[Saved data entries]
══════════════════════════════

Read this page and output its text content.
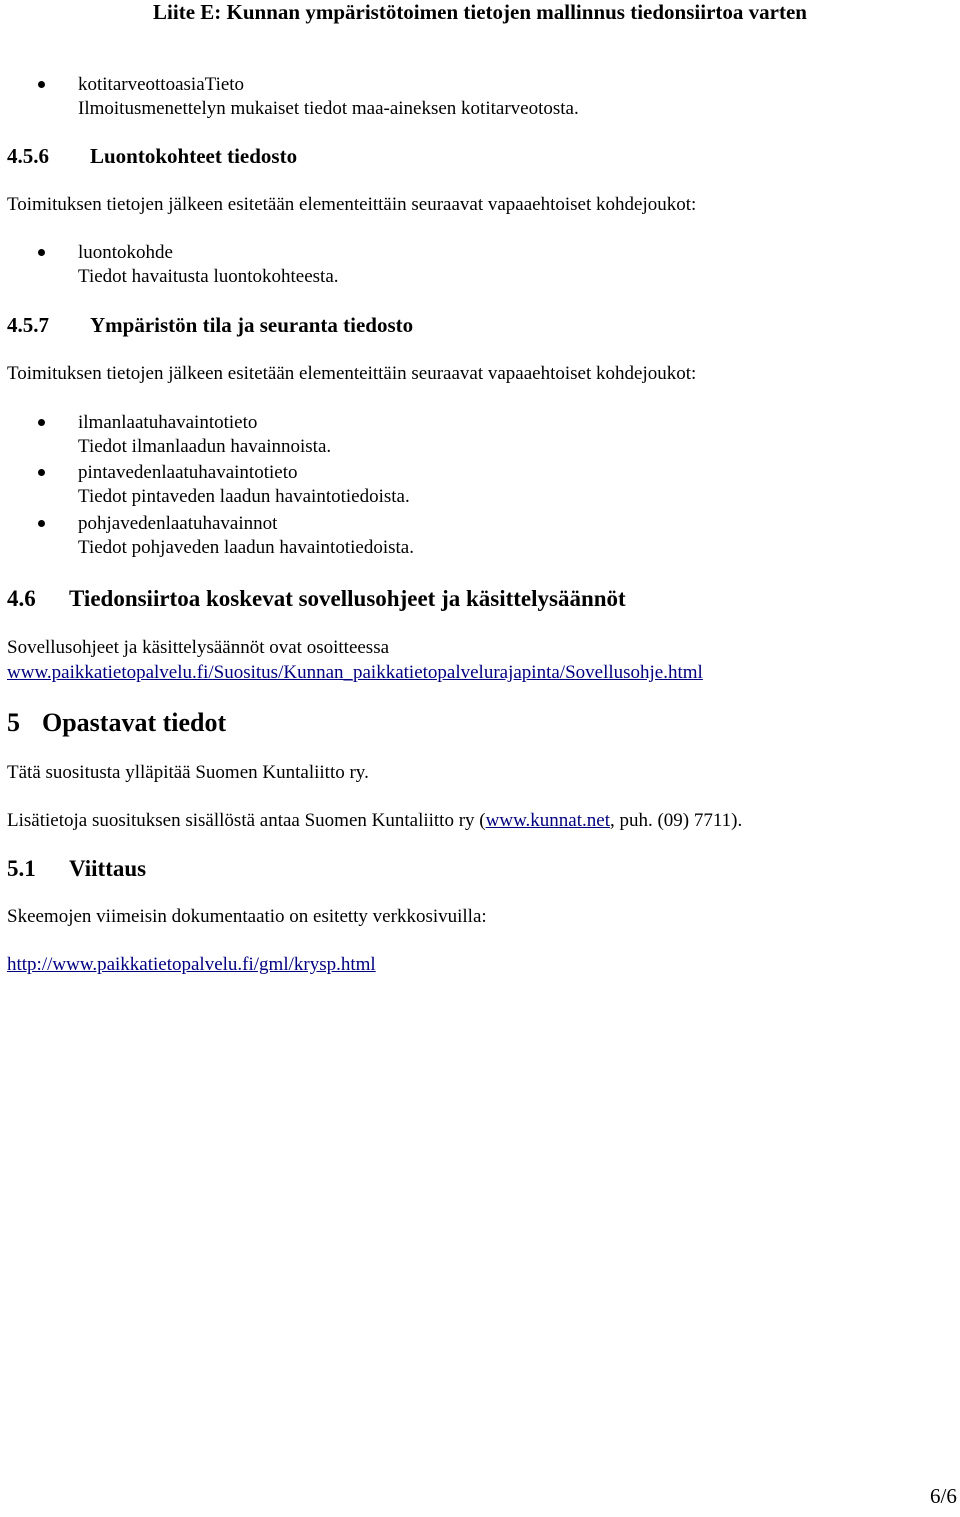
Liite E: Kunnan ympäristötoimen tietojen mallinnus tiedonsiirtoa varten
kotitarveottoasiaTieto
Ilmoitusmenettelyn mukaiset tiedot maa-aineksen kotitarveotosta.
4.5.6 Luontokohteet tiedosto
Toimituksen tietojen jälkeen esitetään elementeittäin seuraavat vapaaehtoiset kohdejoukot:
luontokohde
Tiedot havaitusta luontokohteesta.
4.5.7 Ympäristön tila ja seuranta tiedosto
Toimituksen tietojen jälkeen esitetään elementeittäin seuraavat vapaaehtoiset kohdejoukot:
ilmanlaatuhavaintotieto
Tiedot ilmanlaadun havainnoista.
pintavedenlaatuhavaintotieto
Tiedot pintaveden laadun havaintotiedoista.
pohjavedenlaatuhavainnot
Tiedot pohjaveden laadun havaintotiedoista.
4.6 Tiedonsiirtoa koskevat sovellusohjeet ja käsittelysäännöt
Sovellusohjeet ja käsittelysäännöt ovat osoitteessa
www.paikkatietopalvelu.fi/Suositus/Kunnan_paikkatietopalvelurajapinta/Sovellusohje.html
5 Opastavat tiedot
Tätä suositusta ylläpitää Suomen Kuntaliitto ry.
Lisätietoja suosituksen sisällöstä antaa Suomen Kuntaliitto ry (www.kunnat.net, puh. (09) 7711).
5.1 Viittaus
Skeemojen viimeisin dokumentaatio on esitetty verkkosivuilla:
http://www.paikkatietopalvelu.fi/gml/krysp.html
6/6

══════════════════════════════

→ The task:
Copy each line from the data above that includes "html".

→ Written solution:
www.paikkatietopalvelu.fi/Suositus/Kunnan_paikkatietopalvelurajapinta/Sovellusohje.html
http://www.paikkatietopalvelu.fi/gml/krysp.html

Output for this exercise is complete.